## [PROBLEM STATEMENT]
Put every line of the entries below into a JSON list of strings, one string per line, with blank lines and pictures left out.
=-=-=-=-=
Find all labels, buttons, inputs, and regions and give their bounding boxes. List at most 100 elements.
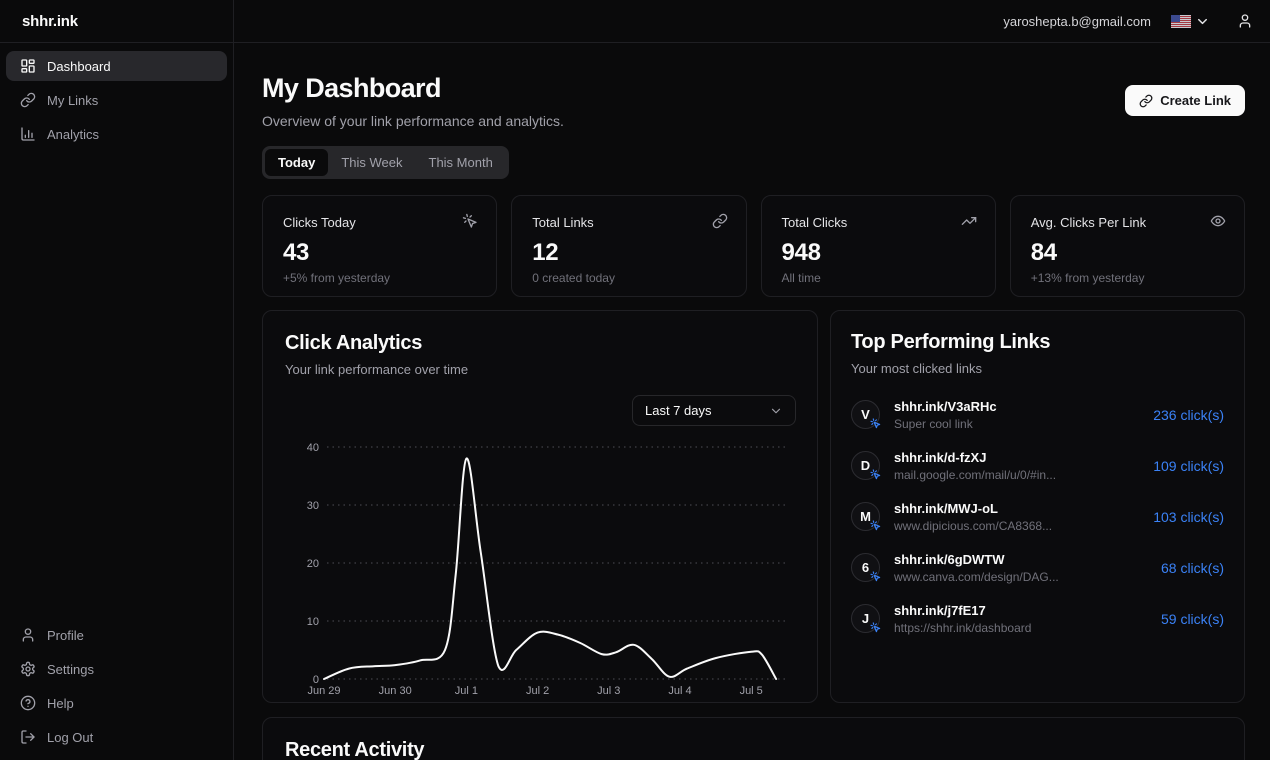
mouse-pointer-click-icon — [870, 622, 881, 633]
link-click-count: 236 click(s) — [1153, 407, 1224, 423]
page-subtitle: Overview of your link performance and an… — [262, 113, 1245, 129]
top-link-row[interactable]: Mshhr.ink/MWJ-oLwww.dipicious.com/CA8368… — [851, 491, 1224, 542]
sidebar-item-label: Analytics — [47, 127, 99, 142]
sidebar-item-label: Help — [47, 696, 74, 711]
layout-dashboard-icon — [20, 58, 36, 74]
sidebar-item-settings[interactable]: Settings — [6, 654, 227, 684]
stat-value: 43 — [283, 239, 476, 267]
tab-this-week[interactable]: This Week — [328, 149, 415, 176]
mouse-pointer-click-icon — [870, 520, 881, 531]
create-link-button[interactable]: Create Link — [1125, 85, 1245, 116]
top-links-subtitle: Your most clicked links — [851, 361, 1224, 376]
sidebar-item-label: Profile — [47, 628, 84, 643]
link-short-url[interactable]: shhr.ink/6gDWTW — [894, 552, 1059, 567]
range-selector-dropdown[interactable]: Last 7 days — [632, 395, 796, 426]
svg-text:20: 20 — [307, 558, 319, 570]
stat-card-total-clicks: Total Clicks 948 All time — [761, 195, 996, 297]
link-click-count: 109 click(s) — [1153, 458, 1224, 474]
link-destination: Super cool link — [894, 417, 997, 431]
svg-text:Jul 1: Jul 1 — [455, 685, 478, 697]
sidebar-item-help[interactable]: Help — [6, 688, 227, 718]
tab-today[interactable]: Today — [265, 149, 328, 176]
top-links-card: Top Performing Links Your most clicked l… — [830, 310, 1245, 703]
help-circle-icon — [20, 695, 36, 711]
stat-card-clicks-today: Clicks Today 43 +5% from yesterday — [262, 195, 497, 297]
svg-text:40: 40 — [307, 443, 319, 454]
mouse-pointer-click-icon — [870, 571, 881, 582]
language-selector[interactable] — [1171, 14, 1210, 29]
link-short-url[interactable]: shhr.ink/j7fE17 — [894, 603, 1031, 618]
sidebar-item-logout[interactable]: Log Out — [6, 722, 227, 752]
link-icon — [20, 92, 36, 108]
account-email: yaroshepta.b@gmail.com — [1003, 14, 1151, 29]
link-click-count: 103 click(s) — [1153, 509, 1224, 525]
app-logo-text: shhr.ink — [22, 13, 78, 30]
sidebar-item-analytics[interactable]: Analytics — [6, 119, 227, 149]
link-destination: www.canva.com/design/DAG... — [894, 570, 1059, 584]
link-destination: https://shhr.ink/dashboard — [894, 621, 1031, 635]
app-logo[interactable]: shhr.ink — [0, 0, 234, 42]
stat-caption: 0 created today — [532, 271, 725, 285]
svg-text:Jul 5: Jul 5 — [740, 685, 763, 697]
link-avatar: V — [851, 400, 880, 429]
link-click-count: 59 click(s) — [1161, 611, 1224, 627]
stat-value: 12 — [532, 239, 725, 267]
analytics-subtitle: Your link performance over time — [285, 362, 795, 377]
sidebar-item-label: Dashboard — [47, 59, 111, 74]
link-avatar: 6 — [851, 553, 880, 582]
top-link-row[interactable]: Dshhr.ink/d-fzXJ mail.google.com/mail/u/0… — [851, 440, 1224, 491]
link-avatar: D — [851, 451, 880, 480]
charts-row: Click Analytics Your link performance ov… — [262, 310, 1245, 703]
link-texts: shhr.ink/MWJ-oLwww.dipicious.com/CA8368.… — [894, 501, 1052, 533]
sidebar-item-my-links[interactable]: My Links — [6, 85, 227, 115]
link-short-url[interactable]: shhr.ink/d-fzXJ — [894, 450, 1056, 465]
trending-up-icon — [961, 213, 977, 229]
recent-activity-card: Recent Activity — [262, 717, 1245, 760]
range-selector-value: Last 7 days — [645, 403, 712, 418]
sidebar-item-dashboard[interactable]: Dashboard — [6, 51, 227, 81]
sidebar-item-label: Log Out — [47, 730, 93, 745]
tab-this-month[interactable]: This Month — [416, 149, 506, 176]
link-destination: mail.google.com/mail/u/0/#in... — [894, 468, 1056, 482]
link-short-url[interactable]: shhr.ink/V3aRHc — [894, 399, 997, 414]
top-link-row[interactable]: 6 shhr.ink/6gDWTW www.canva.com/design/DAG… — [851, 542, 1224, 593]
create-link-label: Create Link — [1160, 93, 1231, 108]
link-avatar-letter: 6 — [862, 560, 869, 575]
svg-text:Jun 29: Jun 29 — [307, 685, 340, 697]
sidebar: Dashboard My Links Analytics Profile S — [0, 43, 234, 760]
top-link-row[interactable]: Vshhr.ink/V3aRHc Super cool link 236 click… — [851, 389, 1224, 440]
log-out-icon — [20, 729, 36, 745]
link-click-count: 68 click(s) — [1161, 560, 1224, 576]
top-link-row[interactable]: Jshhr.ink/j7fE17 https://shhr.ink/dashboa… — [851, 593, 1224, 644]
stat-caption: All time — [782, 271, 975, 285]
link-texts: shhr.ink/d-fzXJ mail.google.com/mail/u/0/… — [894, 450, 1056, 482]
stat-label: Clicks Today — [283, 215, 476, 230]
sidebar-item-profile[interactable]: Profile — [6, 620, 227, 650]
svg-text:Jun 30: Jun 30 — [379, 685, 412, 697]
gear-icon — [20, 661, 36, 677]
eye-icon — [1210, 213, 1226, 229]
user-icon[interactable] — [1237, 13, 1253, 29]
time-range-tabs: Today This Week This Month — [262, 146, 509, 179]
link-texts: shhr.ink/6gDWTW www.canva.com/design/DAG.… — [894, 552, 1059, 584]
link-avatar: M — [851, 502, 880, 531]
link-icon — [712, 213, 728, 229]
svg-text:30: 30 — [307, 500, 319, 512]
top-links-list: Vshhr.ink/V3aRHc Super cool link 236 click… — [851, 389, 1224, 644]
top-links-title: Top Performing Links — [851, 331, 1224, 354]
stat-caption: +5% from yesterday — [283, 271, 476, 285]
svg-text:Jul 3: Jul 3 — [597, 685, 620, 697]
link-short-url[interactable]: shhr.ink/MWJ-oL — [894, 501, 1052, 516]
svg-text:Jul 2: Jul 2 — [526, 685, 549, 697]
topbar-right: yaroshepta.b@gmail.com — [1003, 13, 1270, 29]
stat-value: 948 — [782, 239, 975, 267]
link-texts: shhr.ink/j7fE17 https://shhr.ink/dashboar… — [894, 603, 1031, 635]
bar-chart-icon — [20, 126, 36, 142]
link-avatar: J — [851, 604, 880, 633]
us-flag-icon — [1171, 15, 1191, 28]
page-title: My Dashboard — [262, 73, 1245, 104]
stat-card-avg-clicks: Avg. Clicks Per Link 84 +13% from yester… — [1010, 195, 1245, 297]
stat-label: Total Clicks — [782, 215, 975, 230]
stats-row: Clicks Today 43 +5% from yesterday Total… — [262, 195, 1245, 297]
stat-caption: +13% from yesterday — [1031, 271, 1224, 285]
=-=-=-=-=
## [TASK SOLUTION]
[
  "Find all labels, buttons, inputs, and regions and give their bounding boxes. List at most 100 elements.",
  "mouse-pointer-click-icon — [870, 622, 881, 633]",
  "link-click-count: 236 click(s) — [1153, 407, 1224, 423]",
  "page-subtitle: Overview of your link performance and an… — [262, 113, 1245, 129]",
  "top-link-row[interactable]: Mshhr.ink/MWJ-oLwww.dipicious.com/CA8368… — [851, 491, 1224, 542]",
  "sidebar-item-label: Analytics — [47, 127, 99, 142]",
  "sidebar-item-label: Help — [47, 696, 74, 711]",
  "layout-dashboard-icon — [20, 58, 36, 74]",
  "sidebar-item-settings[interactable]: Settings — [6, 654, 227, 684]",
  "stat-value: 43 — [283, 239, 476, 267]",
  "tab-this-week[interactable]: This Week — [328, 149, 415, 176]",
  "mouse-pointer-click-icon — [870, 520, 881, 531]",
  "create-link-button[interactable]: Create Link — [1125, 85, 1245, 116]",
  "top-links-subtitle: Your most clicked links — [851, 361, 1224, 376]",
  "sidebar-item-label: Profile — [47, 628, 84, 643]",
  "link-short-url[interactable]: shhr.ink/6gDWTW — [894, 552, 1059, 567]",
  "range-selector-dropdown[interactable]: Last 7 days — [632, 395, 796, 426]",
  "svg-text:20: 20 — [307, 558, 319, 570]",
  "stat-card-total-clicks: Total Clicks 948 All time — [761, 195, 996, 297]",
  "link-click-count: 109 click(s) — [1153, 458, 1224, 474]",
  "link-destination: Super cool link — [894, 417, 997, 431]",
  "svg-text:Jul 1: Jul 1 — [455, 685, 478, 697]",
  "sidebar-item-help[interactable]: Help — [6, 688, 227, 718]",
  "tab-today[interactable]: Today — [265, 149, 328, 176]",
  "top-links-card: Top Performing Links Your most clicked l… — [830, 310, 1245, 703]",
  "help-circle-icon — [20, 695, 36, 711]",
  "stat-card-clicks-today: Clicks Today 43 +5% from yesterday — [262, 195, 497, 297]",
  "svg-text:40: 40 — [307, 443, 319, 454]",
  "mouse-pointer-click-icon — [870, 571, 881, 582]",
  "language-selector[interactable] — [1171, 14, 1210, 29]",
  "link-short-url[interactable]: shhr.ink/j7fE17 — [894, 603, 1031, 618]",
  "sidebar-item-logout[interactable]: Log Out — [6, 722, 227, 752]",
  "link-icon — [20, 92, 36, 108]",
  "account-email: yaroshepta.b@gmail.com — [1003, 14, 1151, 29]",
  "link-click-count: 103 click(s) — [1153, 509, 1224, 525]",
  "app-logo-text: shhr.ink — [22, 13, 78, 30]",
  "sidebar-item-analytics[interactable]: Analytics — [6, 119, 227, 149]",
  "link-destination: www.canva.com/design/DAG... — [894, 570, 1059, 584]",
  "link-destination: https://shhr.ink/dashboard — [894, 621, 1031, 635]",
  "app-logo[interactable]: shhr.ink — [0, 0, 234, 42]",
  "stat-caption: 0 created today — [532, 271, 725, 285]",
  "svg-text:Jul 5: Jul 5 — [740, 685, 763, 697]",
  "link-avatar: V — [851, 400, 880, 429]",
  "link-click-count: 59 click(s) — [1161, 611, 1224, 627]",
  "stat-value: 12 — [532, 239, 725, 267]",
  "analytics-subtitle: Your link performance over time — [285, 362, 795, 377]",
  "sidebar-item-label: Dashboard — [47, 59, 111, 74]",
  "link-avatar: 6 — [851, 553, 880, 582]",
  "top-link-row[interactable]: Dshhr.ink/d-fzXJ mail.google.com/mail/u/0… — [851, 440, 1224, 491]",
  "link-avatar: D — [851, 451, 880, 480]",
  "charts-row: Click Analytics Your link performance ov… — [262, 310, 1245, 703]",
  "link-texts: shhr.ink/MWJ-oLwww.dipicious.com/CA8368.… — [894, 501, 1052, 533]",
  "sidebar-item-my-links[interactable]: My Links — [6, 85, 227, 115]",
  "link-short-url[interactable]: shhr.ink/d-fzXJ — [894, 450, 1056, 465]",
  "trending-up-icon — [961, 213, 977, 229]",
  "recent-activity-card: Recent Activity — [262, 717, 1245, 760]",
  "range-selector-value: Last 7 days — [645, 403, 712, 418]",
  "sidebar-item-dashboard[interactable]: Dashboard — [6, 51, 227, 81]",
  "sidebar-item-label: Log Out — [47, 730, 93, 745]",
  "tab-this-month[interactable]: This Month — [416, 149, 506, 176]",
  "link-destination: mail.google.com/mail/u/0/#in... — [894, 468, 1056, 482]",
  "link-short-url[interactable]: shhr.ink/V3aRHc — [894, 399, 997, 414]",
  "top-link-row[interactable]: 6 shhr.ink/6gDWTW www.canva.com/design/DAG… — [851, 542, 1224, 593]",
  "create-link-label: Create Link — [1160, 93, 1231, 108]",
  "link-avatar-letter: 6 — [862, 560, 869, 575]",
  "svg-text:Jun 29: Jun 29 — [307, 685, 340, 697]",
  "sidebar: Dashboard My Links Analytics Profile S — [0, 43, 234, 760]",
  "top-link-row[interactable]: Vshhr.ink/V3aRHc Super cool link 236 click… — [851, 389, 1224, 440]",
  "log-out-icon — [20, 729, 36, 745]",
  "link-click-count: 68 click(s) — [1161, 560, 1224, 576]",
  "top-link-row[interactable]: Jshhr.ink/j7fE17 https://shhr.ink/dashboa… — [851, 593, 1224, 644]",
  "stat-caption: All time — [782, 271, 975, 285]",
  "link-texts: shhr.ink/d-fzXJ mail.google.com/mail/u/0/… — [894, 450, 1056, 482]",
  "stat-label: Clicks Today — [283, 215, 476, 230]",
  "sidebar-item-profile[interactable]: Profile — [6, 620, 227, 650]",
  "svg-text:Jun 30: Jun 30 — [379, 685, 412, 697]",
  "gear-icon — [20, 661, 36, 677]",
  "eye-icon — [1210, 213, 1226, 229]",
  "user-icon[interactable] — [1237, 13, 1253, 29]",
  "time-range-tabs: Today This Week This Month — [262, 146, 509, 179]",
  "link-texts: shhr.ink/6gDWTW www.canva.com/design/DAG.… — [894, 552, 1059, 584]",
  "link-avatar: M — [851, 502, 880, 531]",
  "link-icon — [712, 213, 728, 229]",
  "svg-text:30: 30 — [307, 500, 319, 512]",
  "top-links-list: Vshhr.ink/V3aRHc Super cool link 236 click… — [851, 389, 1224, 644]",
  "top-links-title: Top Performing Links — [851, 331, 1224, 354]",
  "stat-caption: +5% from yesterday — [283, 271, 476, 285]",
  "svg-text:Jul 3: Jul 3 — [597, 685, 620, 697]",
  "link-short-url[interactable]: shhr.ink/MWJ-oL — [894, 501, 1052, 516]",
  "svg-text:Jul 2: Jul 2 — [526, 685, 549, 697]",
  "topbar-right: yaroshepta.b@gmail.com — [1003, 13, 1270, 29]",
  "stat-value: 948 — [782, 239, 975, 267]",
  "link-texts: shhr.ink/j7fE17 https://shhr.ink/dashboar… — [894, 603, 1031, 635]",
  "bar-chart-icon — [20, 126, 36, 142]",
  "link-avatar: J — [851, 604, 880, 633]",
  "us-flag-icon — [1171, 15, 1191, 28]",
  "page-title: My Dashboard — [262, 73, 1245, 104]",
  "stat-card-avg-clicks: Avg. Clicks Per Link 84 +13% from yester… — [1010, 195, 1245, 297]",
  "stat-label: Total Clicks — [782, 215, 975, 230]",
  "stats-row: Clicks Today 43 +5% from yesterday Total… — [262, 195, 1245, 297]",
  "stat-caption: +13% from yesterday — [1031, 271, 1224, 285]"
]